▶ [Exercise instructions]: Tally the lines in the listing below that contain "data" and report the tally alone.

▶ [Task inputs]:
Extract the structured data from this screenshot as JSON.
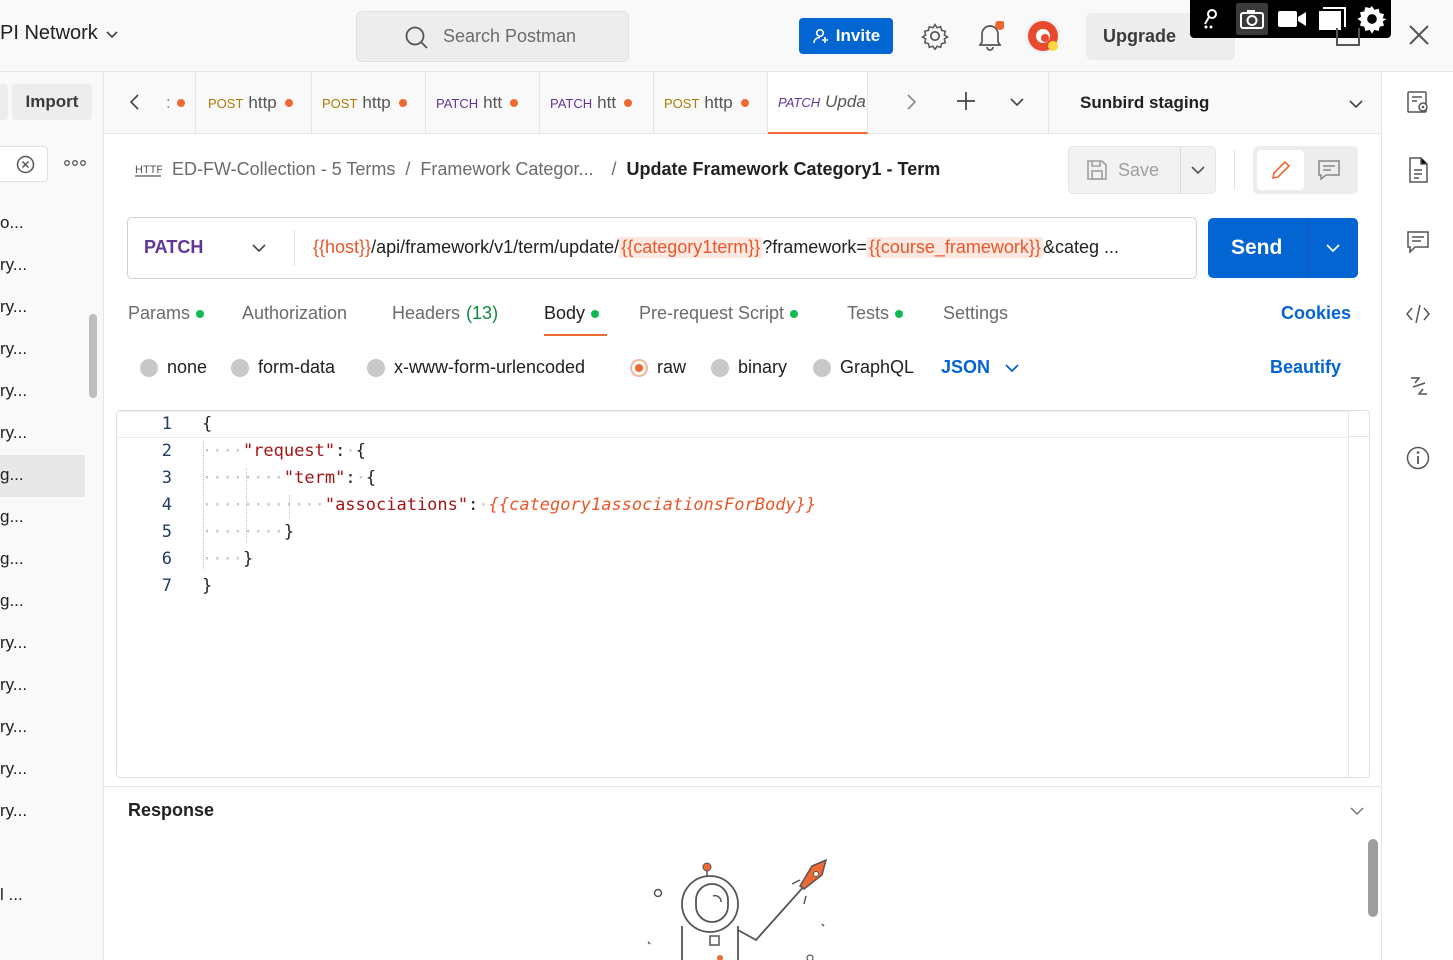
{
  "workspace": {
    "name": "PI Network"
  },
  "search": {
    "placeholder": "Search Postman"
  },
  "header": {
    "invite_label": "Invite",
    "upgrade_label": "Upgrade"
  },
  "sidebar": {
    "import_label": "Import",
    "items": [
      "o...",
      "ry...",
      "ry...",
      "ry...",
      "ry...",
      "ry...",
      "g...",
      "g...",
      "g...",
      "g...",
      "ry...",
      "ry...",
      "ry...",
      "ry...",
      "ry...",
      "l ..."
    ],
    "selected_index": 6
  },
  "tabs": [
    {
      "method": "POST",
      "label": "http"
    },
    {
      "method": "POST",
      "label": "http"
    },
    {
      "method": "PATCH",
      "label": "htt"
    },
    {
      "method": "PATCH",
      "label": "htt"
    },
    {
      "method": "POST",
      "label": "http"
    },
    {
      "method": "PATCH",
      "label": "Upda"
    }
  ],
  "environment": {
    "name": "Sunbird staging"
  },
  "breadcrumb": {
    "collection": "ED-FW-Collection - 5 Terms",
    "folder": "Framework Categor...",
    "separator": "/",
    "request": "Update Framework Category1 - Term"
  },
  "save_label": "Save",
  "request": {
    "method": "PATCH",
    "url_parts": {
      "host": "{{host}}",
      "path": "/api/framework/v1/term/update/",
      "term": "{{category1term}}",
      "query": "?framework=",
      "framework": "{{course_framework}}",
      "tail": "&categ ..."
    },
    "send_label": "Send"
  },
  "request_tabs": {
    "params": "Params",
    "authorization": "Authorization",
    "headers": "Headers",
    "headers_count": "(13)",
    "body": "Body",
    "prerequest": "Pre-request Script",
    "tests": "Tests",
    "settings": "Settings",
    "cookies": "Cookies"
  },
  "body_types": {
    "none": "none",
    "form_data": "form-data",
    "urlencoded": "x-www-form-urlencoded",
    "raw": "raw",
    "binary": "binary",
    "graphql": "GraphQL",
    "language": "JSON",
    "beautify": "Beautify"
  },
  "editor": {
    "line_numbers": [
      "1",
      "2",
      "3",
      "4",
      "5",
      "6",
      "7"
    ],
    "line1": "{",
    "key_request": "\"request\"",
    "key_term": "\"term\"",
    "key_associations": "\"associations\"",
    "value_associations": "{{category1associationsForBody}}",
    "line5": "}",
    "line6": "}",
    "line7": "}"
  },
  "response": {
    "title": "Response"
  },
  "colors": {
    "accent": "#0265d2",
    "brand": "#ef6a33",
    "patch": "#623497",
    "post": "#ad7a03"
  }
}
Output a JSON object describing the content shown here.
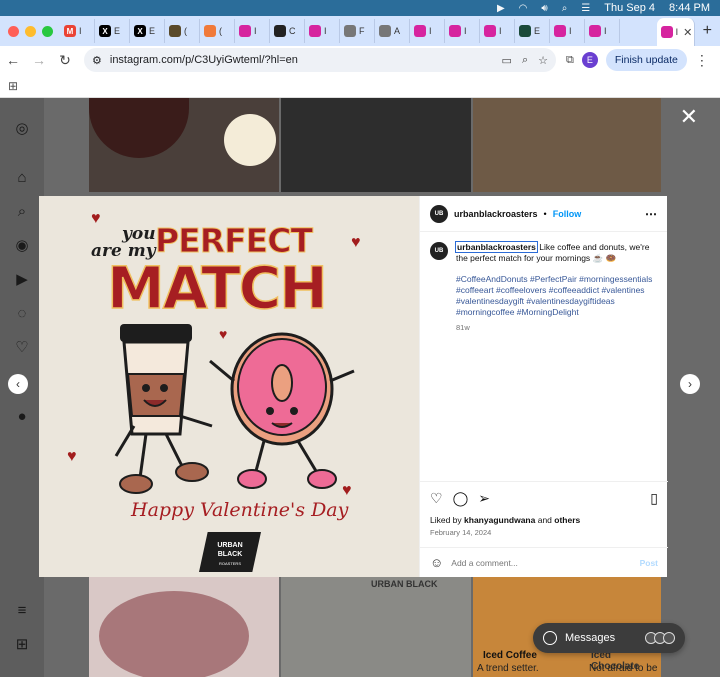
{
  "menubar": {
    "date": "Thu Sep 4",
    "time": "8:44 PM"
  },
  "tabs": [
    {
      "icon": "gmail-icon",
      "letter": "M",
      "color": "#ea4335",
      "label": "I"
    },
    {
      "icon": "x-icon",
      "letter": "X",
      "color": "#000000",
      "label": "E"
    },
    {
      "icon": "x-icon",
      "letter": "X",
      "color": "#000000",
      "label": "E"
    },
    {
      "icon": "site-icon",
      "letter": "",
      "color": "#5a4a2a",
      "label": "("
    },
    {
      "icon": "site-icon",
      "letter": "",
      "color": "#f07a3a",
      "label": "("
    },
    {
      "icon": "instagram-icon",
      "letter": "",
      "color": "#d6249f",
      "label": "I"
    },
    {
      "icon": "site-icon",
      "letter": "",
      "color": "#222222",
      "label": "C"
    },
    {
      "icon": "instagram-icon",
      "letter": "",
      "color": "#d6249f",
      "label": "I"
    },
    {
      "icon": "script-icon",
      "letter": "",
      "color": "#777777",
      "label": "F"
    },
    {
      "icon": "script-icon",
      "letter": "",
      "color": "#777777",
      "label": "A"
    },
    {
      "icon": "instagram-icon",
      "letter": "",
      "color": "#d6249f",
      "label": "I"
    },
    {
      "icon": "instagram-icon",
      "letter": "",
      "color": "#d6249f",
      "label": "I"
    },
    {
      "icon": "instagram-icon",
      "letter": "",
      "color": "#d6249f",
      "label": "I"
    },
    {
      "icon": "site-icon",
      "letter": "",
      "color": "#1a4a3a",
      "label": "E"
    },
    {
      "icon": "instagram-icon",
      "letter": "",
      "color": "#d6249f",
      "label": "I"
    },
    {
      "icon": "instagram-icon",
      "letter": "",
      "color": "#d6249f",
      "label": "I"
    }
  ],
  "active_tab": {
    "label": "I",
    "close": "✕"
  },
  "toolbar": {
    "url": "instagram.com/p/C3UyiGwteml/?hl=en",
    "profile_letter": "E",
    "finish_update": "Finish update"
  },
  "post": {
    "username": "urbanblackroasters",
    "follow": "Follow",
    "separator": "•",
    "avatar_text": "UB",
    "caption": " Like coffee and donuts, we're the perfect match for your mornings ☕ 🍩",
    "hashtags": "#CoffeeAndDonuts #PerfectPair #morningessentials #coffeeart #coffeelovers #coffeeaddict #valentines #valentinesdaygift #valentinesdaygiftideas #morningcoffee #MorningDelight",
    "time_ago": "81w",
    "liked_by_prefix": "Liked by ",
    "liked_by_user": "khanyagundwana",
    "liked_by_and": " and ",
    "liked_by_others": "others",
    "date": "February 14, 2024",
    "comment_placeholder": "Add a comment...",
    "post_button": "Post"
  },
  "artwork": {
    "you_line1": "you",
    "you_line2": "are my",
    "perfect": "PERFECT",
    "match": "MATCH",
    "valentine": "Happy Valentine's Day",
    "brand_line1": "URBAN",
    "brand_line2": "BLACK",
    "brand_line3": "ROASTERS"
  },
  "background_tiles": {
    "tile_left_brand": "URBAN BLACK",
    "tile_right_title": "Iced Coffee",
    "tile_right_sub": "A trend setter.",
    "tile_far_title": "Iced Chocolate",
    "tile_far_sub": "Not afraid to be"
  },
  "messages": {
    "label": "Messages"
  }
}
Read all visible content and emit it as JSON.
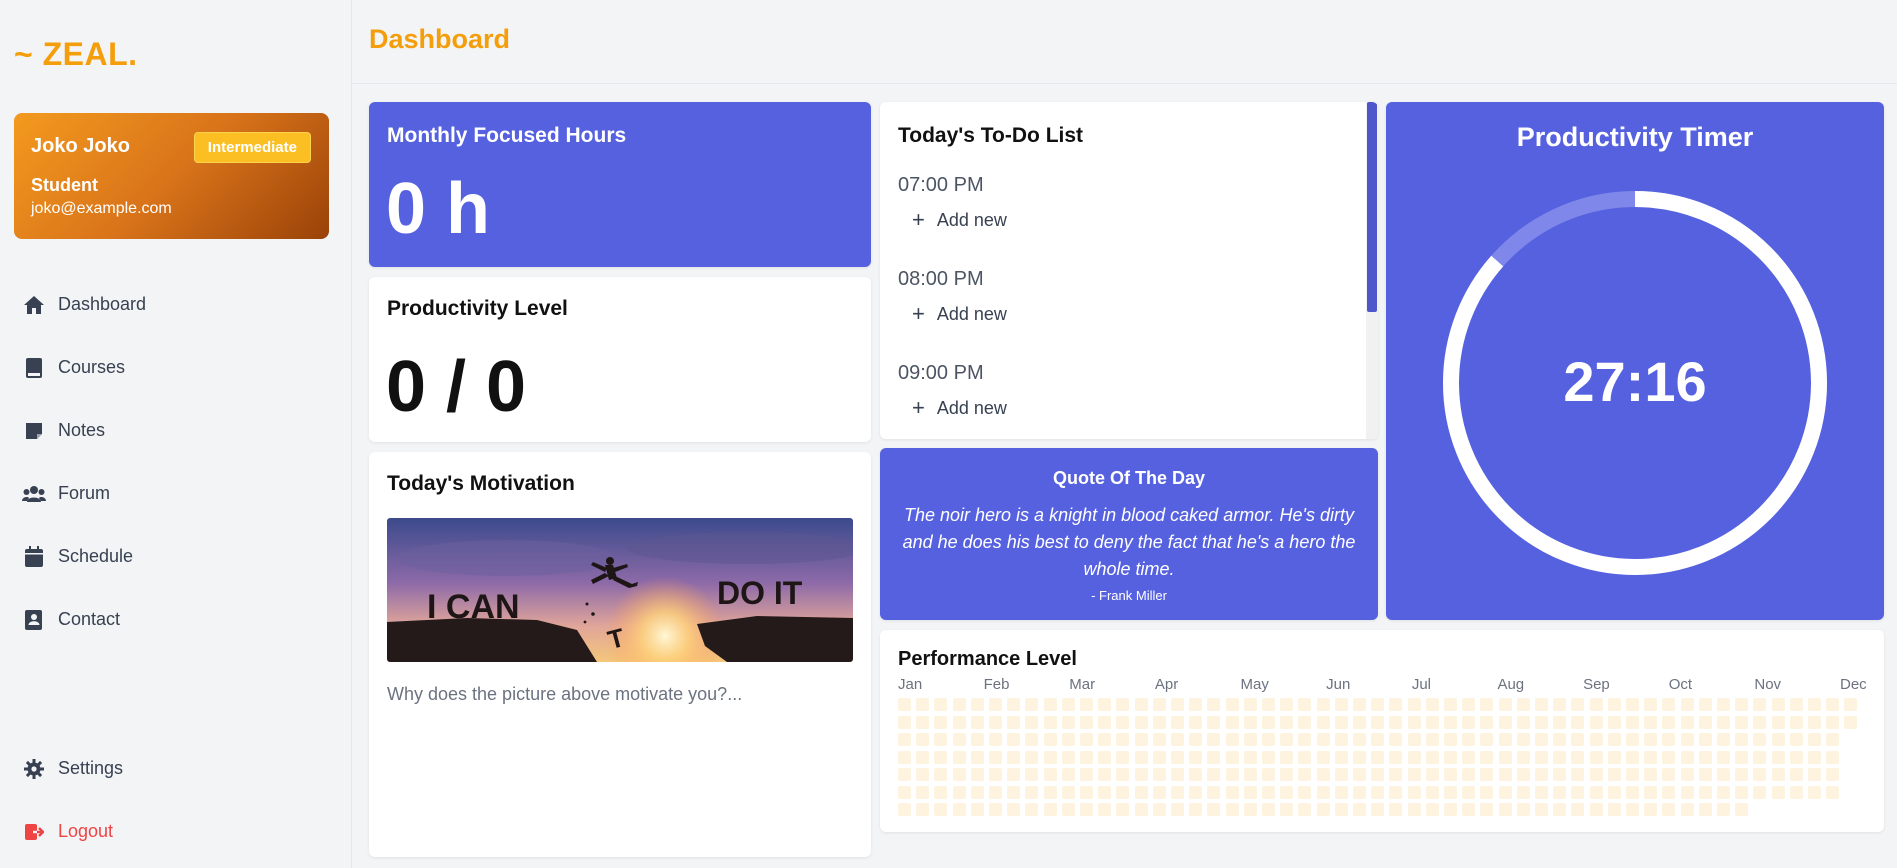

▶ [Result of this exercise]: 2